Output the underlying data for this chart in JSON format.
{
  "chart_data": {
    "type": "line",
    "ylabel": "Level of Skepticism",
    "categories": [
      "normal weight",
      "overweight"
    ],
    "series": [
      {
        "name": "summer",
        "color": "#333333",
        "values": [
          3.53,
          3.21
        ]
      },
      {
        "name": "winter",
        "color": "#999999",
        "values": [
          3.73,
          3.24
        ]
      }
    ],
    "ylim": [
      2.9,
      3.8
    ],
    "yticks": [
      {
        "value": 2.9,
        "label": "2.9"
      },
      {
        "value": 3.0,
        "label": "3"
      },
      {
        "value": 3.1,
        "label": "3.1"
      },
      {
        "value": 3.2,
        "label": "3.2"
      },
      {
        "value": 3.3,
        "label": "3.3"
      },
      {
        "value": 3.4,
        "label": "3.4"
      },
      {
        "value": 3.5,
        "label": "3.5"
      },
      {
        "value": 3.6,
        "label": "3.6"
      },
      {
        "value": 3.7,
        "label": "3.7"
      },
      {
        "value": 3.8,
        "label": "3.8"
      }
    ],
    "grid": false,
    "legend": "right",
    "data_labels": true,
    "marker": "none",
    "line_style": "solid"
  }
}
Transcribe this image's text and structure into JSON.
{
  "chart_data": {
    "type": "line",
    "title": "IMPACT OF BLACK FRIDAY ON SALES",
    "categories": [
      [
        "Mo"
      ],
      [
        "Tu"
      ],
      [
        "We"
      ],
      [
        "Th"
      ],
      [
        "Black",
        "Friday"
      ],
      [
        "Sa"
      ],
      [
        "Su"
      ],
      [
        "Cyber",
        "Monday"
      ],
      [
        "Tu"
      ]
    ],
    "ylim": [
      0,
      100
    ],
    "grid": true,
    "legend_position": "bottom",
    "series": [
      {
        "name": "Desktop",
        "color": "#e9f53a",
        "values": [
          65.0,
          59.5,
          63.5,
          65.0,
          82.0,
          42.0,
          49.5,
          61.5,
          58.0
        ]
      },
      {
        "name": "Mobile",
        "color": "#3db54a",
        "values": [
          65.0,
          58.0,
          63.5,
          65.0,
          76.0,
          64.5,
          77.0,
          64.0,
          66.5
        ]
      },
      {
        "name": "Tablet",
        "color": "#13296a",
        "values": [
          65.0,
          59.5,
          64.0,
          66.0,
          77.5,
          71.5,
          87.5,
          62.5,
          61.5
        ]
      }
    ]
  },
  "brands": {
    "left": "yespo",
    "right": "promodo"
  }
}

========

Return each entry from the material above exactly as it appears.

Output the underlying data for this chart in JSON format.
{
  "chart_data": {
    "type": "line",
    "ylabel": "Level of Skepticism",
    "categories": [
      "normal weight",
      "overweight"
    ],
    "series": [
      {
        "name": "summer",
        "color": "#333333",
        "values": [
          3.53,
          3.21
        ]
      },
      {
        "name": "winter",
        "color": "#999999",
        "values": [
          3.73,
          3.24
        ]
      }
    ],
    "ylim": [
      2.9,
      3.8
    ],
    "yticks": [
      {
        "value": 2.9,
        "label": "2.9"
      },
      {
        "value": 3.0,
        "label": "3"
      },
      {
        "value": 3.1,
        "label": "3.1"
      },
      {
        "value": 3.2,
        "label": "3.2"
      },
      {
        "value": 3.3,
        "label": "3.3"
      },
      {
        "value": 3.4,
        "label": "3.4"
      },
      {
        "value": 3.5,
        "label": "3.5"
      },
      {
        "value": 3.6,
        "label": "3.6"
      },
      {
        "value": 3.7,
        "label": "3.7"
      },
      {
        "value": 3.8,
        "label": "3.8"
      }
    ],
    "grid": false,
    "legend": "right",
    "data_labels": true,
    "marker": "none",
    "line_style": "solid"
  }
}
Transcribe this image's text and structure into JSON.
{
  "chart_data": {
    "type": "line",
    "title": "IMPACT OF BLACK FRIDAY ON SALES",
    "categories": [
      [
        "Mo"
      ],
      [
        "Tu"
      ],
      [
        "We"
      ],
      [
        "Th"
      ],
      [
        "Black",
        "Friday"
      ],
      [
        "Sa"
      ],
      [
        "Su"
      ],
      [
        "Cyber",
        "Monday"
      ],
      [
        "Tu"
      ]
    ],
    "ylim": [
      0,
      100
    ],
    "grid": true,
    "legend_position": "bottom",
    "series": [
      {
        "name": "Desktop",
        "color": "#e9f53a",
        "values": [
          65.0,
          59.5,
          63.5,
          65.0,
          82.0,
          42.0,
          49.5,
          61.5,
          58.0
        ]
      },
      {
        "name": "Mobile",
        "color": "#3db54a",
        "values": [
          65.0,
          58.0,
          63.5,
          65.0,
          76.0,
          64.5,
          77.0,
          64.0,
          66.5
        ]
      },
      {
        "name": "Tablet",
        "color": "#13296a",
        "values": [
          65.0,
          59.5,
          64.0,
          66.0,
          77.5,
          71.5,
          87.5,
          62.5,
          61.5
        ]
      }
    ]
  },
  "brands": {
    "left": "yespo",
    "right": "promodo"
  }
}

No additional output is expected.